### TASK BRIEF
Go over the listing below line by line and tally those containing "going". Give only the tally.

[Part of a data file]
— BEGIN —

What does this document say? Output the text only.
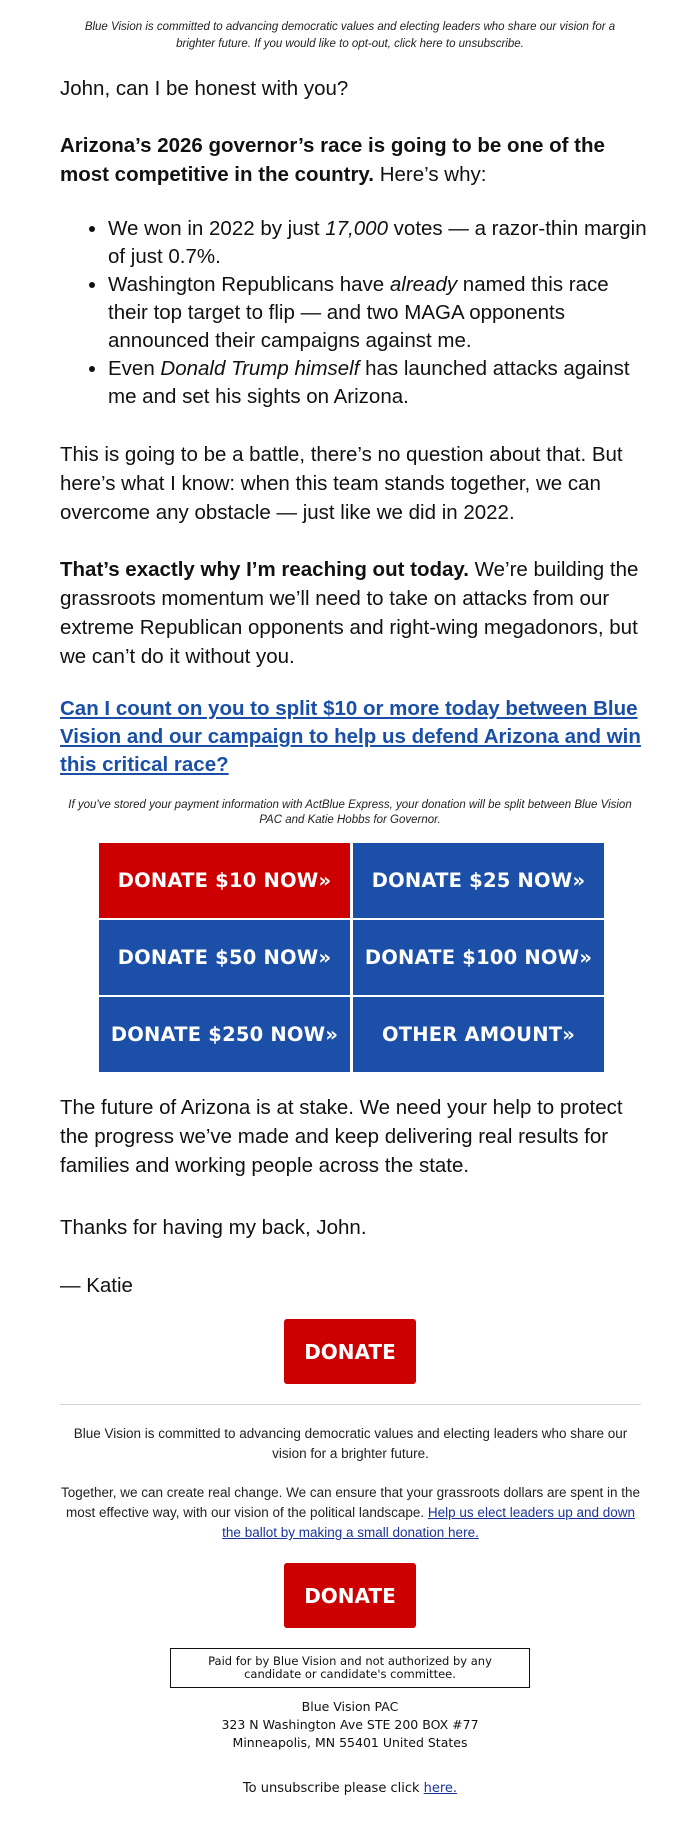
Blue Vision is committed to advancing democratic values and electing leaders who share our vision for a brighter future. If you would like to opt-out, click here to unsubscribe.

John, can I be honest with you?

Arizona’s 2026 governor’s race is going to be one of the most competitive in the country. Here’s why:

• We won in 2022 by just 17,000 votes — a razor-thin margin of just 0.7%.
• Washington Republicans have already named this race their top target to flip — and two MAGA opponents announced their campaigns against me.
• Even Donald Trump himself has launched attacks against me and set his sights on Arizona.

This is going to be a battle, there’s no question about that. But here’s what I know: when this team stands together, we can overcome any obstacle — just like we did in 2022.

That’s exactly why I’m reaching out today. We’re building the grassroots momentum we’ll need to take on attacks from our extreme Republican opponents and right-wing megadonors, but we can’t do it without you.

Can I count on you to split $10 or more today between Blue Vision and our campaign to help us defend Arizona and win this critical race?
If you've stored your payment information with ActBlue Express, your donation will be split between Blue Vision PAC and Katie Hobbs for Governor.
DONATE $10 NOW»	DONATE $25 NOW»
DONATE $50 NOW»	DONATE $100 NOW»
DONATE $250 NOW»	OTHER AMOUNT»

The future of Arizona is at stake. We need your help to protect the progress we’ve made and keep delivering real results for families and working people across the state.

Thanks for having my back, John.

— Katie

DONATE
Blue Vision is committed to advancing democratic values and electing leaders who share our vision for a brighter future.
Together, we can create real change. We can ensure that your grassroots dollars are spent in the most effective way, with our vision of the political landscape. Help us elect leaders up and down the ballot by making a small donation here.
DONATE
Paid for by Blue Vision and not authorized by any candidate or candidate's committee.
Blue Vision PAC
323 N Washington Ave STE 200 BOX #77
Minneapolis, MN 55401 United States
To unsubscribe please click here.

— END —
— BEGIN —

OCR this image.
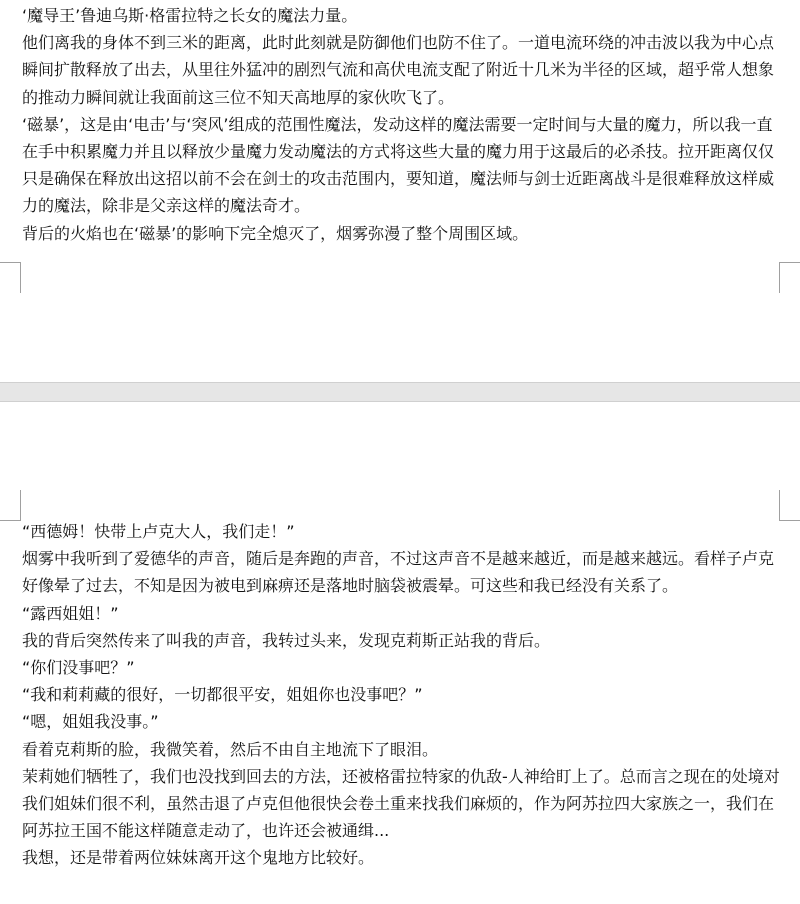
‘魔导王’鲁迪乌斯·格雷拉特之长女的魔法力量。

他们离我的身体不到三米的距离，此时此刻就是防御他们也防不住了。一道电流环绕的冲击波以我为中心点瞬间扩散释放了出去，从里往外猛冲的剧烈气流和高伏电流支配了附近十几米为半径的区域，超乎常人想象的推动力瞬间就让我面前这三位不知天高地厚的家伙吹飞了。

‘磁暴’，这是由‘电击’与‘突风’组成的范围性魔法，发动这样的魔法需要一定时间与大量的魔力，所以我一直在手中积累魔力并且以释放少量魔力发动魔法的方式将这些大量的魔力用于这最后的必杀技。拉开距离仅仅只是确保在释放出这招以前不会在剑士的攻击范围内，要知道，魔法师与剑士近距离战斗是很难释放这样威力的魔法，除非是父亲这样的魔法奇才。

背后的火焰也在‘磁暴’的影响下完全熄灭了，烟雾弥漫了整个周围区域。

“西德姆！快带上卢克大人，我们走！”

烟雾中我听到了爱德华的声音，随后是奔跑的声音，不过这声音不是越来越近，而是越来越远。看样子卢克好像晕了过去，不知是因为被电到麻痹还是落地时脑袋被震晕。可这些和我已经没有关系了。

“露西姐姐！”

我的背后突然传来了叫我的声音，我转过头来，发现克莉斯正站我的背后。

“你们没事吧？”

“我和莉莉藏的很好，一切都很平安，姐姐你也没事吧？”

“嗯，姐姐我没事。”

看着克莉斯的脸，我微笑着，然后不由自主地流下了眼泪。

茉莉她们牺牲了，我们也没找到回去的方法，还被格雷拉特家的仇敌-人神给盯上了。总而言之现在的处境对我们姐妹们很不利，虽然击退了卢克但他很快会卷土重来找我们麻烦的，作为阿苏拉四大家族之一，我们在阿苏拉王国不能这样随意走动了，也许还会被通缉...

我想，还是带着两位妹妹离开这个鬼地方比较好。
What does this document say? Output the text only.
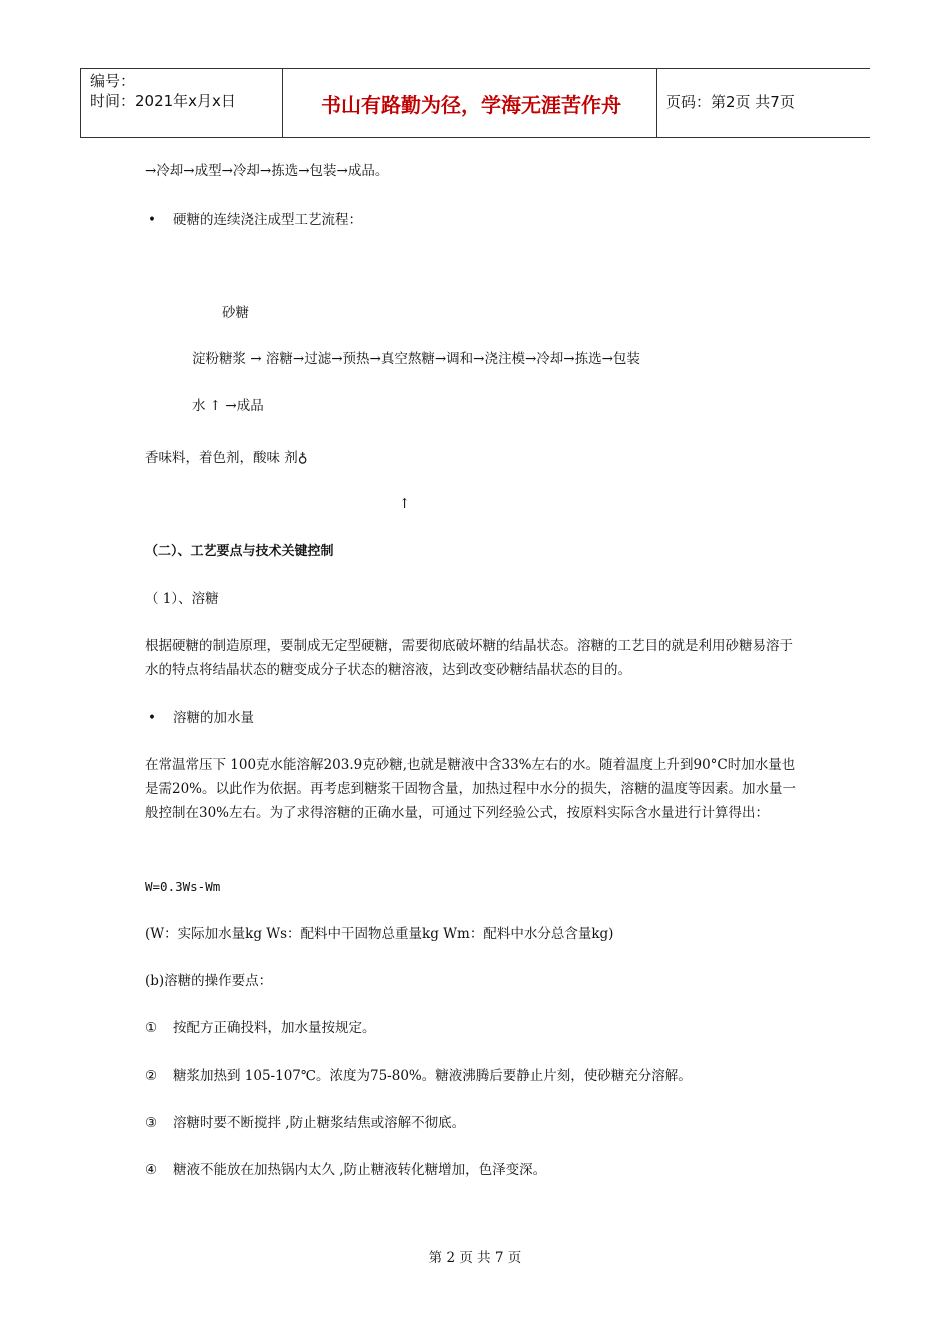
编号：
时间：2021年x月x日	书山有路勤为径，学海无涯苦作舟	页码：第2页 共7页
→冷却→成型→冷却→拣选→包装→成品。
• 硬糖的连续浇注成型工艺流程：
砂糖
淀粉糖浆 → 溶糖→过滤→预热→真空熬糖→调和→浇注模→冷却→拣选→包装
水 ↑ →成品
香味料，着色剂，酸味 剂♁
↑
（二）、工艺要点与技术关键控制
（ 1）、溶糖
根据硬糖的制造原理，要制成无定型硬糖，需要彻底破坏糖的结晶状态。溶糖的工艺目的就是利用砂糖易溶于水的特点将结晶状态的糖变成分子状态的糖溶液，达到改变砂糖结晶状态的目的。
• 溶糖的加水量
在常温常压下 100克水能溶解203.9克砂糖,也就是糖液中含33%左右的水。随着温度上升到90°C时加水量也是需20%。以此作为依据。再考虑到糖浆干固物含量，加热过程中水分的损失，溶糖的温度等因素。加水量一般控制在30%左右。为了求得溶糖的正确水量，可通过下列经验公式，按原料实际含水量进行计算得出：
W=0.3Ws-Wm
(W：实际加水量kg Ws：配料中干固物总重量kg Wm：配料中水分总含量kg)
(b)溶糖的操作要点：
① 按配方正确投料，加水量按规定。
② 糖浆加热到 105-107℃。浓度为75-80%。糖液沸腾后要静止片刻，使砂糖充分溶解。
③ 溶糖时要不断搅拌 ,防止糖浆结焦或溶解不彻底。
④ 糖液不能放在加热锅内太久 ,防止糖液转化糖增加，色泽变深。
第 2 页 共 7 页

— END —

### ANSWER TO THIS TASK
2